Directions –
Filter the entries and keep only the lines where the string "this" appears.

Data supplied –
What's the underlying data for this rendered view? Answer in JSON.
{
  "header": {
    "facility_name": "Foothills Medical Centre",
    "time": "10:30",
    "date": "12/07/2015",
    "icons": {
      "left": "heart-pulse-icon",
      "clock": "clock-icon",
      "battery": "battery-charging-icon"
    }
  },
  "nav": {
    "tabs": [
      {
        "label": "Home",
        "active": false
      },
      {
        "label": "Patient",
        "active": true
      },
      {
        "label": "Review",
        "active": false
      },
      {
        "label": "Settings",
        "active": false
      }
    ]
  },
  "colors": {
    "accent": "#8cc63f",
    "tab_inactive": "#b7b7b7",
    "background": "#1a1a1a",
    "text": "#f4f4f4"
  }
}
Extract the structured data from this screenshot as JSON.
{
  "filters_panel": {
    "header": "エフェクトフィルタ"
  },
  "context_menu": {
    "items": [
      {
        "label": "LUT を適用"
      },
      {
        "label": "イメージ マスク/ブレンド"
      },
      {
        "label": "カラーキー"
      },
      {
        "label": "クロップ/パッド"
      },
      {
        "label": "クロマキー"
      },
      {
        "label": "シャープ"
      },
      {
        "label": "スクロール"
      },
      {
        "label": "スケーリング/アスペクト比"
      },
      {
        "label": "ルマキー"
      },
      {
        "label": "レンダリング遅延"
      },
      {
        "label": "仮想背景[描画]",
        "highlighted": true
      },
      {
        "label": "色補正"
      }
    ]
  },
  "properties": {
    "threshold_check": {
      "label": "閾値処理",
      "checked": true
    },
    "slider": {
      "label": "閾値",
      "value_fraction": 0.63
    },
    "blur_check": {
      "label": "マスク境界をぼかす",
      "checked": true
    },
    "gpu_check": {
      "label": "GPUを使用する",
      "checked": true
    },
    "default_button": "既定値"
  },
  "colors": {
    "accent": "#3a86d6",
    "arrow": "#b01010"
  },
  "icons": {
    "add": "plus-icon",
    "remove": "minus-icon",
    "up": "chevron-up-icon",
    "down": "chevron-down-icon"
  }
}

==

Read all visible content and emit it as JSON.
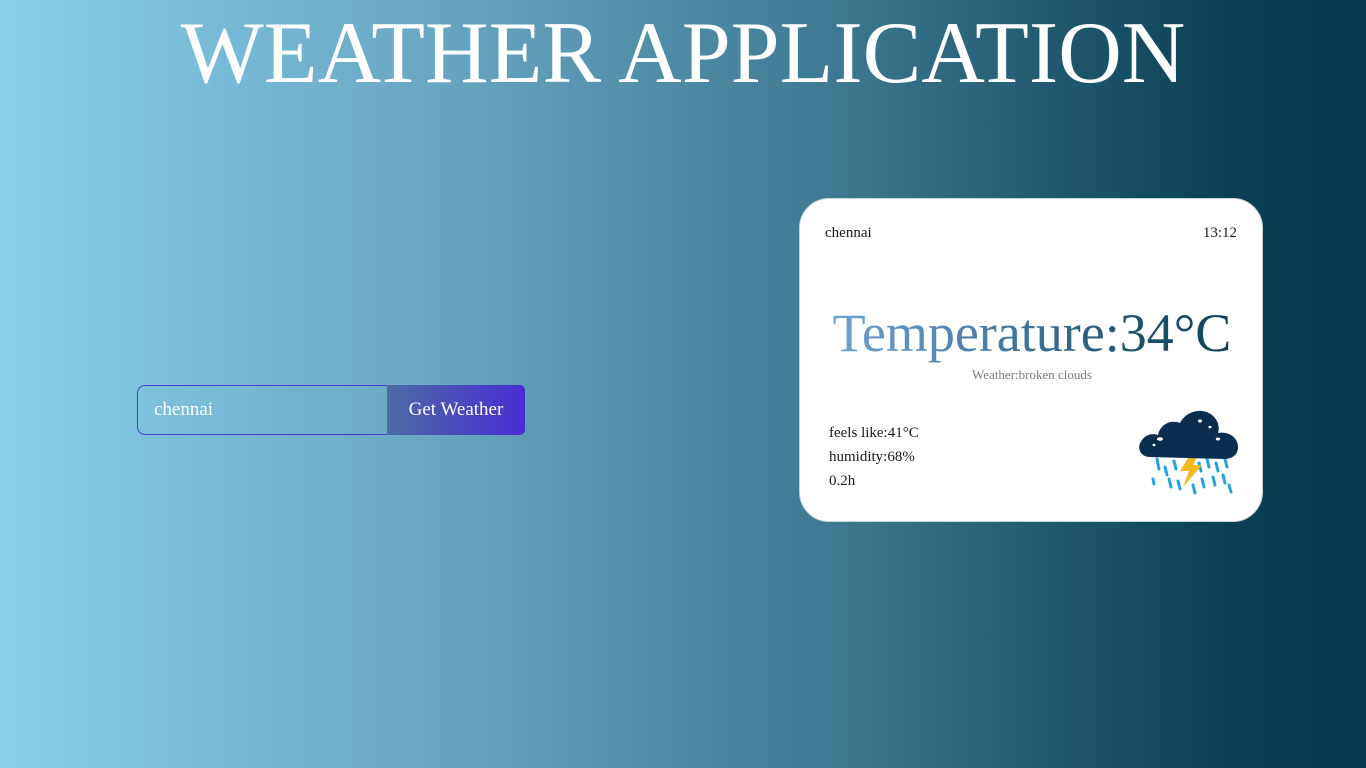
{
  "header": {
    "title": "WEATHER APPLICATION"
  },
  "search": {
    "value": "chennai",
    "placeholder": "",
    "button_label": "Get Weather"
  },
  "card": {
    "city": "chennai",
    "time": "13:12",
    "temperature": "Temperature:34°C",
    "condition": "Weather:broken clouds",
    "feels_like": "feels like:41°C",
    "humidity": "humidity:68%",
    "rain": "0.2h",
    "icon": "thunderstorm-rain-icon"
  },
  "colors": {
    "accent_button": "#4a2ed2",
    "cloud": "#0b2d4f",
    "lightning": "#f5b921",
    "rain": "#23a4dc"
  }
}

The answer –
What's the underlying data for this rendered view? Answer in JSON.
Extract the structured data from this screenshot as JSON.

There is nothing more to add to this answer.